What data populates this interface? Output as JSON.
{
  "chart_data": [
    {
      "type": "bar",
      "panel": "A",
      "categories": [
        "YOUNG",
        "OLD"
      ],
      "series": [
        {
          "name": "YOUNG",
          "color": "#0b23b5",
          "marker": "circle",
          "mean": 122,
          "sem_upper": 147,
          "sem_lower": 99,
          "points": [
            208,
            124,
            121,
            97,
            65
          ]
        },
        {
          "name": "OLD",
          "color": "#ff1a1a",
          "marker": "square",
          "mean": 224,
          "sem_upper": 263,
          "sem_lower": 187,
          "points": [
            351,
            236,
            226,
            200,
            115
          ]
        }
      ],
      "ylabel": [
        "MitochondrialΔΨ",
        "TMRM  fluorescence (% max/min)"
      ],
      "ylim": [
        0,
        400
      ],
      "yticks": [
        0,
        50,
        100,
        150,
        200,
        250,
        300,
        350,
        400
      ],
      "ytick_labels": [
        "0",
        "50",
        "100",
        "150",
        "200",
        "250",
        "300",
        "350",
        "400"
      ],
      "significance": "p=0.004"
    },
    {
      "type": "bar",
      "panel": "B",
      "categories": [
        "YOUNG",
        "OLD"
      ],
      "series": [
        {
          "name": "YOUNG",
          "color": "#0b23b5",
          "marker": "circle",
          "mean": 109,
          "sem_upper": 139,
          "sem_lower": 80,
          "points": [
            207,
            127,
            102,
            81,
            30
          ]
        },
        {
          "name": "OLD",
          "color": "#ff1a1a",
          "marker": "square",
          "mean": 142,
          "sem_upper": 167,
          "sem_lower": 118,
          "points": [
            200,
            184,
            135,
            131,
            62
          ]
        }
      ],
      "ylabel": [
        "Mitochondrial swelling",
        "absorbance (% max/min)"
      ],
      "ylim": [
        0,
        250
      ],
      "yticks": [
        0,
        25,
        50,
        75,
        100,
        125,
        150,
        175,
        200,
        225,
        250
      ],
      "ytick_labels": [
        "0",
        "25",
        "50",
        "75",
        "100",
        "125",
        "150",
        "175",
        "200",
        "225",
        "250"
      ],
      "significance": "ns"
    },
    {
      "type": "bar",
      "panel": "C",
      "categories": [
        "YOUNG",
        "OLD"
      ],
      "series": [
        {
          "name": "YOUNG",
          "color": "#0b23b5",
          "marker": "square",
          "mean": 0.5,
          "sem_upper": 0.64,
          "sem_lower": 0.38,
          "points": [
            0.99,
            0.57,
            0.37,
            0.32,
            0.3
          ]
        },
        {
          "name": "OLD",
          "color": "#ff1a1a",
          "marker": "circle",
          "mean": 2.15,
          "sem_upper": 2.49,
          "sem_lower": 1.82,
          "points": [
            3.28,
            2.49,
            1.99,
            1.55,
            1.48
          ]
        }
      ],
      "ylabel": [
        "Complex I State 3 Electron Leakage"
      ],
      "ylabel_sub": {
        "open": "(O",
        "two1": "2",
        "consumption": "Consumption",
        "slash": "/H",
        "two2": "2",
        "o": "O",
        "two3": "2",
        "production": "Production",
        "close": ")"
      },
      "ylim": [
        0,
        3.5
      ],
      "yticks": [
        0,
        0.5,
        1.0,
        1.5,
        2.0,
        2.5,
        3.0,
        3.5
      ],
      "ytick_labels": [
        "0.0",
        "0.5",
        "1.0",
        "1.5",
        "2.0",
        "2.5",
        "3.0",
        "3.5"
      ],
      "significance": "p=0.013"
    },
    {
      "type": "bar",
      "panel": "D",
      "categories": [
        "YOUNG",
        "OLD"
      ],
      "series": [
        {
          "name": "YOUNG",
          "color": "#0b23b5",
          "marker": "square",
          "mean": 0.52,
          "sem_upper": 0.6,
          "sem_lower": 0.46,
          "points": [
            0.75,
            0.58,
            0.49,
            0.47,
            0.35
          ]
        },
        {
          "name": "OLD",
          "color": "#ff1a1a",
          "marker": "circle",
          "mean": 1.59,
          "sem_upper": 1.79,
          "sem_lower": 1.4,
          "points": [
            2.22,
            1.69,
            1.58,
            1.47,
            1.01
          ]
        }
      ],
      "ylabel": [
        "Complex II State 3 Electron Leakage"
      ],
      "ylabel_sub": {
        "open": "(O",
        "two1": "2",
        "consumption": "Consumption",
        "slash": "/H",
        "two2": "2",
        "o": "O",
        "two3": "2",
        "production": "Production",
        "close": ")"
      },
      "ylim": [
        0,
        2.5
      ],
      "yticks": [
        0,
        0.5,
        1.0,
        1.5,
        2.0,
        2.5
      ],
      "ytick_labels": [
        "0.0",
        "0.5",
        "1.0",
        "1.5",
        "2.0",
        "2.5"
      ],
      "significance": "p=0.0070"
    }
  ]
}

──────────

Your instructions
Each line of the listing above should be output exactly.

Reply to the exercise
What data populates this interface? Output as JSON.
{
  "chart_data": [
    {
      "type": "bar",
      "panel": "A",
      "categories": [
        "YOUNG",
        "OLD"
      ],
      "series": [
        {
          "name": "YOUNG",
          "color": "#0b23b5",
          "marker": "circle",
          "mean": 122,
          "sem_upper": 147,
          "sem_lower": 99,
          "points": [
            208,
            124,
            121,
            97,
            65
          ]
        },
        {
          "name": "OLD",
          "color": "#ff1a1a",
          "marker": "square",
          "mean": 224,
          "sem_upper": 263,
          "sem_lower": 187,
          "points": [
            351,
            236,
            226,
            200,
            115
          ]
        }
      ],
      "ylabel": [
        "MitochondrialΔΨ",
        "TMRM  fluorescence (% max/min)"
      ],
      "ylim": [
        0,
        400
      ],
      "yticks": [
        0,
        50,
        100,
        150,
        200,
        250,
        300,
        350,
        400
      ],
      "ytick_labels": [
        "0",
        "50",
        "100",
        "150",
        "200",
        "250",
        "300",
        "350",
        "400"
      ],
      "significance": "p=0.004"
    },
    {
      "type": "bar",
      "panel": "B",
      "categories": [
        "YOUNG",
        "OLD"
      ],
      "series": [
        {
          "name": "YOUNG",
          "color": "#0b23b5",
          "marker": "circle",
          "mean": 109,
          "sem_upper": 139,
          "sem_lower": 80,
          "points": [
            207,
            127,
            102,
            81,
            30
          ]
        },
        {
          "name": "OLD",
          "color": "#ff1a1a",
          "marker": "square",
          "mean": 142,
          "sem_upper": 167,
          "sem_lower": 118,
          "points": [
            200,
            184,
            135,
            131,
            62
          ]
        }
      ],
      "ylabel": [
        "Mitochondrial swelling",
        "absorbance (% max/min)"
      ],
      "ylim": [
        0,
        250
      ],
      "yticks": [
        0,
        25,
        50,
        75,
        100,
        125,
        150,
        175,
        200,
        225,
        250
      ],
      "ytick_labels": [
        "0",
        "25",
        "50",
        "75",
        "100",
        "125",
        "150",
        "175",
        "200",
        "225",
        "250"
      ],
      "significance": "ns"
    },
    {
      "type": "bar",
      "panel": "C",
      "categories": [
        "YOUNG",
        "OLD"
      ],
      "series": [
        {
          "name": "YOUNG",
          "color": "#0b23b5",
          "marker": "square",
          "mean": 0.5,
          "sem_upper": 0.64,
          "sem_lower": 0.38,
          "points": [
            0.99,
            0.57,
            0.37,
            0.32,
            0.3
          ]
        },
        {
          "name": "OLD",
          "color": "#ff1a1a",
          "marker": "circle",
          "mean": 2.15,
          "sem_upper": 2.49,
          "sem_lower": 1.82,
          "points": [
            3.28,
            2.49,
            1.99,
            1.55,
            1.48
          ]
        }
      ],
      "ylabel": [
        "Complex I State 3 Electron Leakage"
      ],
      "ylabel_sub": {
        "open": "(O",
        "two1": "2",
        "consumption": "Consumption",
        "slash": "/H",
        "two2": "2",
        "o": "O",
        "two3": "2",
        "production": "Production",
        "close": ")"
      },
      "ylim": [
        0,
        3.5
      ],
      "yticks": [
        0,
        0.5,
        1.0,
        1.5,
        2.0,
        2.5,
        3.0,
        3.5
      ],
      "ytick_labels": [
        "0.0",
        "0.5",
        "1.0",
        "1.5",
        "2.0",
        "2.5",
        "3.0",
        "3.5"
      ],
      "significance": "p=0.013"
    },
    {
      "type": "bar",
      "panel": "D",
      "categories": [
        "YOUNG",
        "OLD"
      ],
      "series": [
        {
          "name": "YOUNG",
          "color": "#0b23b5",
          "marker": "square",
          "mean": 0.52,
          "sem_upper": 0.6,
          "sem_lower": 0.46,
          "points": [
            0.75,
            0.58,
            0.49,
            0.47,
            0.35
          ]
        },
        {
          "name": "OLD",
          "color": "#ff1a1a",
          "marker": "circle",
          "mean": 1.59,
          "sem_upper": 1.79,
          "sem_lower": 1.4,
          "points": [
            2.22,
            1.69,
            1.58,
            1.47,
            1.01
          ]
        }
      ],
      "ylabel": [
        "Complex II State 3 Electron Leakage"
      ],
      "ylabel_sub": {
        "open": "(O",
        "two1": "2",
        "consumption": "Consumption",
        "slash": "/H",
        "two2": "2",
        "o": "O",
        "two3": "2",
        "production": "Production",
        "close": ")"
      },
      "ylim": [
        0,
        2.5
      ],
      "yticks": [
        0,
        0.5,
        1.0,
        1.5,
        2.0,
        2.5
      ],
      "ytick_labels": [
        "0.0",
        "0.5",
        "1.0",
        "1.5",
        "2.0",
        "2.5"
      ],
      "significance": "p=0.0070"
    }
  ]
}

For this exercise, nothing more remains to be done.